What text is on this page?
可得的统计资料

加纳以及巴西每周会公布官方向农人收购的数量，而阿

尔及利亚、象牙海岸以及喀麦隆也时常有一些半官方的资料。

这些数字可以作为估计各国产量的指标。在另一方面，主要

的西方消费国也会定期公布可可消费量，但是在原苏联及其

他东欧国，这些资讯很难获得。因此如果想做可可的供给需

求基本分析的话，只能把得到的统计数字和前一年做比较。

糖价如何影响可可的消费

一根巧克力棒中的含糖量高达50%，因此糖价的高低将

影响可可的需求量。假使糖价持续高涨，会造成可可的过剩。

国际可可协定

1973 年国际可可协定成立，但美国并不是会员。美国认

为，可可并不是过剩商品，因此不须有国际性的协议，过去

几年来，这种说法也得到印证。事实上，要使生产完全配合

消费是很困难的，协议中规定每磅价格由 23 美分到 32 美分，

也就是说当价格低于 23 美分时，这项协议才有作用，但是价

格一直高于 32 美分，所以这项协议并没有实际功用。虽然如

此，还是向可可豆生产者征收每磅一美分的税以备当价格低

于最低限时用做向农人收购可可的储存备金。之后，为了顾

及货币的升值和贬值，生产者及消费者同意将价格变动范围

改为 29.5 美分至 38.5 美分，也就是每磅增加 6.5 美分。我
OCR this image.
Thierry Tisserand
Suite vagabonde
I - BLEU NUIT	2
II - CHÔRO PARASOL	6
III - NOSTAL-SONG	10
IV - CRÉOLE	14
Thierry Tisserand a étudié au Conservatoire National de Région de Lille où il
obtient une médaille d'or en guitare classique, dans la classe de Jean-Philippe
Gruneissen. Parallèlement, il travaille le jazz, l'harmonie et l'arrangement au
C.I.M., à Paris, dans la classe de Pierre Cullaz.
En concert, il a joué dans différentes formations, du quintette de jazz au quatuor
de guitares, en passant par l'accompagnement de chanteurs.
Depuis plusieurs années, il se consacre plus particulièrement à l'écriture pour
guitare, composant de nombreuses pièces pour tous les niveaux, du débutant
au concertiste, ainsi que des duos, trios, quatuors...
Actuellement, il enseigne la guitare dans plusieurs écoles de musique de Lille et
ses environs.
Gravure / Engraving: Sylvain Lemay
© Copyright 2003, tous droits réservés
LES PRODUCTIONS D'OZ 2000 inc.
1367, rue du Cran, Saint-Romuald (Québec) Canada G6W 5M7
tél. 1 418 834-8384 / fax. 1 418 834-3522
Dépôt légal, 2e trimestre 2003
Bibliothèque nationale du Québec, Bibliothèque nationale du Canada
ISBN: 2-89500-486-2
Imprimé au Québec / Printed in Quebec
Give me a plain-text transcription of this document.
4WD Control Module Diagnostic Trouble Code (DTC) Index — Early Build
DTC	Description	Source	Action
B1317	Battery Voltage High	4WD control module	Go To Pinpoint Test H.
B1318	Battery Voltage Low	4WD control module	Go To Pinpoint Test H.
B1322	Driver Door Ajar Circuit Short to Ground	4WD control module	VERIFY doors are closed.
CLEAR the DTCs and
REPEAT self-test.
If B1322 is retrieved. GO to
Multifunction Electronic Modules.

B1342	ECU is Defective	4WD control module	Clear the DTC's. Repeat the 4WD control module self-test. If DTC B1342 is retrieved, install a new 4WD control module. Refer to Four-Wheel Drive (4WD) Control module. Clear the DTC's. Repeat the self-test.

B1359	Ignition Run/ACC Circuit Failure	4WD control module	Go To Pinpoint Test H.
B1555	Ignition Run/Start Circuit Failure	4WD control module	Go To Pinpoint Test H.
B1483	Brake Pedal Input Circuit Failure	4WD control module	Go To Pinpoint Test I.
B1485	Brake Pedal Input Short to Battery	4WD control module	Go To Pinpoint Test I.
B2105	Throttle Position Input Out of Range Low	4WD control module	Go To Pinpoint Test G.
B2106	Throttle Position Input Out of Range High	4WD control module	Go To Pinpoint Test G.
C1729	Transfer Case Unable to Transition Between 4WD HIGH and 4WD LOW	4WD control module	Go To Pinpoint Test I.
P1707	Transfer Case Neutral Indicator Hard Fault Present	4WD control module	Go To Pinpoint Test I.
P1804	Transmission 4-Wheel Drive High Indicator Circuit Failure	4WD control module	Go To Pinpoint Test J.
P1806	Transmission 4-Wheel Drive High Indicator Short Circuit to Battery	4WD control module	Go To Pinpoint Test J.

----

» **What is required**: Provide an exact reproduction of all the entries shown above.

» **Response for this exercise**:
What text is on this page?
可得的统计资料

加纳以及巴西每周会公布官方向农人收购的数量，而阿

尔及利亚、象牙海岸以及喀麦隆也时常有一些半官方的资料。

这些数字可以作为估计各国产量的指标。在另一方面，主要

的西方消费国也会定期公布可可消费量，但是在原苏联及其

他东欧国，这些资讯很难获得。因此如果想做可可的供给需

求基本分析的话，只能把得到的统计数字和前一年做比较。

糖价如何影响可可的消费

一根巧克力棒中的含糖量高达50%，因此糖价的高低将

影响可可的需求量。假使糖价持续高涨，会造成可可的过剩。

国际可可协定

1973 年国际可可协定成立，但美国并不是会员。美国认

为，可可并不是过剩商品，因此不须有国际性的协议，过去

几年来，这种说法也得到印证。事实上，要使生产完全配合

消费是很困难的，协议中规定每磅价格由 23 美分到 32 美分，

也就是说当价格低于 23 美分时，这项协议才有作用，但是价

格一直高于 32 美分，所以这项协议并没有实际功用。虽然如

此，还是向可可豆生产者征收每磅一美分的税以备当价格低

于最低限时用做向农人收购可可的储存备金。之后，为了顾

及货币的升值和贬值，生产者及消费者同意将价格变动范围

改为 29.5 美分至 38.5 美分，也就是每磅增加 6.5 美分。我
OCR this image.
Thierry Tisserand
Suite vagabonde
I - BLEU NUIT	2
II - CHÔRO PARASOL	6
III - NOSTAL-SONG	10
IV - CRÉOLE	14
Thierry Tisserand a étudié au Conservatoire National de Région de Lille où il
obtient une médaille d'or en guitare classique, dans la classe de Jean-Philippe
Gruneissen. Parallèlement, il travaille le jazz, l'harmonie et l'arrangement au
C.I.M., à Paris, dans la classe de Pierre Cullaz.
En concert, il a joué dans différentes formations, du quintette de jazz au quatuor
de guitares, en passant par l'accompagnement de chanteurs.
Depuis plusieurs années, il se consacre plus particulièrement à l'écriture pour
guitare, composant de nombreuses pièces pour tous les niveaux, du débutant
au concertiste, ainsi que des duos, trios, quatuors...
Actuellement, il enseigne la guitare dans plusieurs écoles de musique de Lille et
ses environs.
Gravure / Engraving: Sylvain Lemay
© Copyright 2003, tous droits réservés
LES PRODUCTIONS D'OZ 2000 inc.
1367, rue du Cran, Saint-Romuald (Québec) Canada G6W 5M7
tél. 1 418 834-8384 / fax. 1 418 834-3522
Dépôt légal, 2e trimestre 2003
Bibliothèque nationale du Québec, Bibliothèque nationale du Canada
ISBN: 2-89500-486-2
Imprimé au Québec / Printed in Quebec
Give me a plain-text transcription of this document.
4WD Control Module Diagnostic Trouble Code (DTC) Index — Early Build
DTC	Description	Source	Action
B1317	Battery Voltage High	4WD control module	Go To Pinpoint Test H.
B1318	Battery Voltage Low	4WD control module	Go To Pinpoint Test H.
B1322	Driver Door Ajar Circuit Short to Ground	4WD control module	VERIFY doors are closed.
CLEAR the DTCs and
REPEAT self-test.
If B1322 is retrieved. GO to
Multifunction Electronic Modules.

B1342	ECU is Defective	4WD control module	Clear the DTC's. Repeat the 4WD control module self-test. If DTC B1342 is retrieved, install a new 4WD control module. Refer to Four-Wheel Drive (4WD) Control module. Clear the DTC's. Repeat the self-test.

B1359	Ignition Run/ACC Circuit Failure	4WD control module	Go To Pinpoint Test H.
B1555	Ignition Run/Start Circuit Failure	4WD control module	Go To Pinpoint Test H.
B1483	Brake Pedal Input Circuit Failure	4WD control module	Go To Pinpoint Test I.
B1485	Brake Pedal Input Short to Battery	4WD control module	Go To Pinpoint Test I.
B2105	Throttle Position Input Out of Range Low	4WD control module	Go To Pinpoint Test G.
B2106	Throttle Position Input Out of Range High	4WD control module	Go To Pinpoint Test G.
C1729	Transfer Case Unable to Transition Between 4WD HIGH and 4WD LOW	4WD control module	Go To Pinpoint Test I.
P1707	Transfer Case Neutral Indicator Hard Fault Present	4WD control module	Go To Pinpoint Test I.
P1804	Transmission 4-Wheel Drive High Indicator Circuit Failure	4WD control module	Go To Pinpoint Test J.
P1806	Transmission 4-Wheel Drive High Indicator Short Circuit to Battery	4WD control module	Go To Pinpoint Test J.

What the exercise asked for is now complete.